Given instruction:
Read the listing below and copy out every line that holds "name".

⁂

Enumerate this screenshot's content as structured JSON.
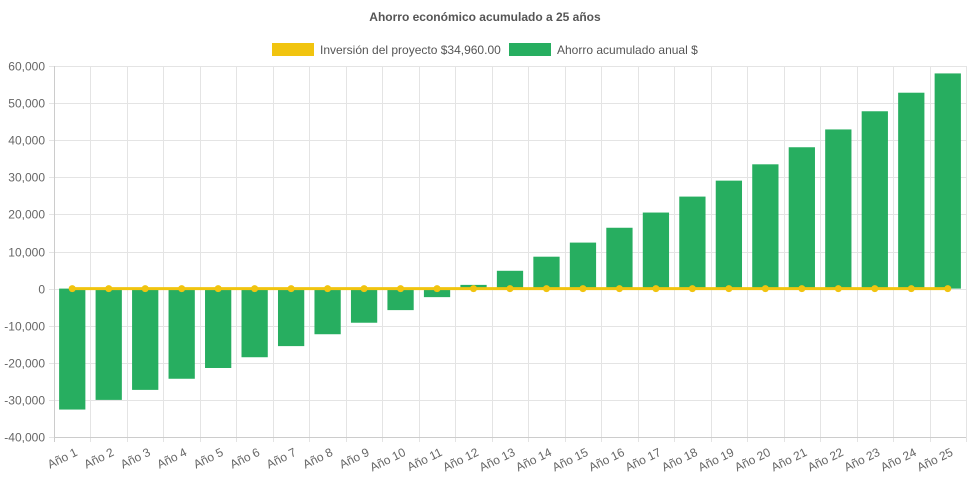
{
  "chart_data": {
    "type": "bar",
    "title": "Ahorro económico acumulado a 25 años",
    "xlabel": "",
    "ylabel": "",
    "ylim": [
      -40000,
      60000
    ],
    "yticks": [
      60000,
      50000,
      40000,
      30000,
      20000,
      10000,
      0,
      -10000,
      -20000,
      -30000,
      -40000
    ],
    "ytick_labels": [
      "60,000",
      "50,000",
      "40,000",
      "30,000",
      "20,000",
      "10,000",
      "0",
      "-10,000",
      "-20,000",
      "-30,000",
      "-40,000"
    ],
    "grid": true,
    "legend_position": "top",
    "categories": [
      "Año 1",
      "Año 2",
      "Año 3",
      "Año 4",
      "Año 5",
      "Año 6",
      "Año 7",
      "Año 8",
      "Año 9",
      "Año 10",
      "Año 11",
      "Año 12",
      "Año 13",
      "Año 14",
      "Año 15",
      "Año 16",
      "Año 17",
      "Año 18",
      "Año 19",
      "Año 20",
      "Año 21",
      "Año 22",
      "Año 23",
      "Año 24",
      "Año 25"
    ],
    "series": [
      {
        "name": "Inversión del proyecto $34,960.00",
        "type": "line",
        "color": "#f1c40f",
        "values": [
          0,
          0,
          0,
          0,
          0,
          0,
          0,
          0,
          0,
          0,
          0,
          0,
          0,
          0,
          0,
          0,
          0,
          0,
          0,
          0,
          0,
          0,
          0,
          0,
          0
        ]
      },
      {
        "name": "Ahorro acumulado anual $",
        "type": "bar",
        "color": "#27ae60",
        "values": [
          -32600,
          -30000,
          -27300,
          -24300,
          -21400,
          -18500,
          -15500,
          -12300,
          -9200,
          -5800,
          -2300,
          1000,
          4800,
          8600,
          12400,
          16400,
          20500,
          24800,
          29100,
          33500,
          38100,
          42900,
          47800,
          52800,
          58000
        ]
      }
    ]
  }
}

⁂

Solution to this task:
        "name": "Inversión del proyecto $34,960.00",
        "name": "Ahorro acumulado anual $",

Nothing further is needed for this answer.